» **Exercise details**
Nothing in the records may be left out or altered; reproduce them all exactly.

(Figure contents as structured data)
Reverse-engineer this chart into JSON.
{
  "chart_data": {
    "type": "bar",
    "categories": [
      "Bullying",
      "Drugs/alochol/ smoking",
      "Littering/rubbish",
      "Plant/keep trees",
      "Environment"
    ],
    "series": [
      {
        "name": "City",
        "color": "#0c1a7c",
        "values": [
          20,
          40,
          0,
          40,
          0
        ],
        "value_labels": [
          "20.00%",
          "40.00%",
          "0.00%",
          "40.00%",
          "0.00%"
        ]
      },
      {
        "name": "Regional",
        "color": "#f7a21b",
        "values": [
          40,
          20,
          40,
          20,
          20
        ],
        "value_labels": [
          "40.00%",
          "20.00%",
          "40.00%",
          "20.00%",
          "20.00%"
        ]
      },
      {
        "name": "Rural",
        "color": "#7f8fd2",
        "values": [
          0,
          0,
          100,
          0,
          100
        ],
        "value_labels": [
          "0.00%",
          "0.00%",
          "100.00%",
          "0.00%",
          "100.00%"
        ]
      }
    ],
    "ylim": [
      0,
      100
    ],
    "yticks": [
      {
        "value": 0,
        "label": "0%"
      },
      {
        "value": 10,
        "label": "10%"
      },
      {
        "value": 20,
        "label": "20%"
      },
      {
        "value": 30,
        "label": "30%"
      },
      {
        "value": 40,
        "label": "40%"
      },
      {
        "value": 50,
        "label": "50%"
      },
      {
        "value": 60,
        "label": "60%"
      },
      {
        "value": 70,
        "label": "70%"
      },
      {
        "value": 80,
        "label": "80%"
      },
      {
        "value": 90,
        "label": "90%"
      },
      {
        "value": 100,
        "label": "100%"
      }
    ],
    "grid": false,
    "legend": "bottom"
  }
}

» **Answer to the exercise**
Reverse-engineer this chart into JSON.
{
  "chart_data": {
    "type": "bar",
    "categories": [
      "Bullying",
      "Drugs/alochol/ smoking",
      "Littering/rubbish",
      "Plant/keep trees",
      "Environment"
    ],
    "series": [
      {
        "name": "City",
        "color": "#0c1a7c",
        "values": [
          20,
          40,
          0,
          40,
          0
        ],
        "value_labels": [
          "20.00%",
          "40.00%",
          "0.00%",
          "40.00%",
          "0.00%"
        ]
      },
      {
        "name": "Regional",
        "color": "#f7a21b",
        "values": [
          40,
          20,
          40,
          20,
          20
        ],
        "value_labels": [
          "40.00%",
          "20.00%",
          "40.00%",
          "20.00%",
          "20.00%"
        ]
      },
      {
        "name": "Rural",
        "color": "#7f8fd2",
        "values": [
          0,
          0,
          100,
          0,
          100
        ],
        "value_labels": [
          "0.00%",
          "0.00%",
          "100.00%",
          "0.00%",
          "100.00%"
        ]
      }
    ],
    "ylim": [
      0,
      100
    ],
    "yticks": [
      {
        "value": 0,
        "label": "0%"
      },
      {
        "value": 10,
        "label": "10%"
      },
      {
        "value": 20,
        "label": "20%"
      },
      {
        "value": 30,
        "label": "30%"
      },
      {
        "value": 40,
        "label": "40%"
      },
      {
        "value": 50,
        "label": "50%"
      },
      {
        "value": 60,
        "label": "60%"
      },
      {
        "value": 70,
        "label": "70%"
      },
      {
        "value": 80,
        "label": "80%"
      },
      {
        "value": 90,
        "label": "90%"
      },
      {
        "value": 100,
        "label": "100%"
      }
    ],
    "grid": false,
    "legend": "bottom"
  }
}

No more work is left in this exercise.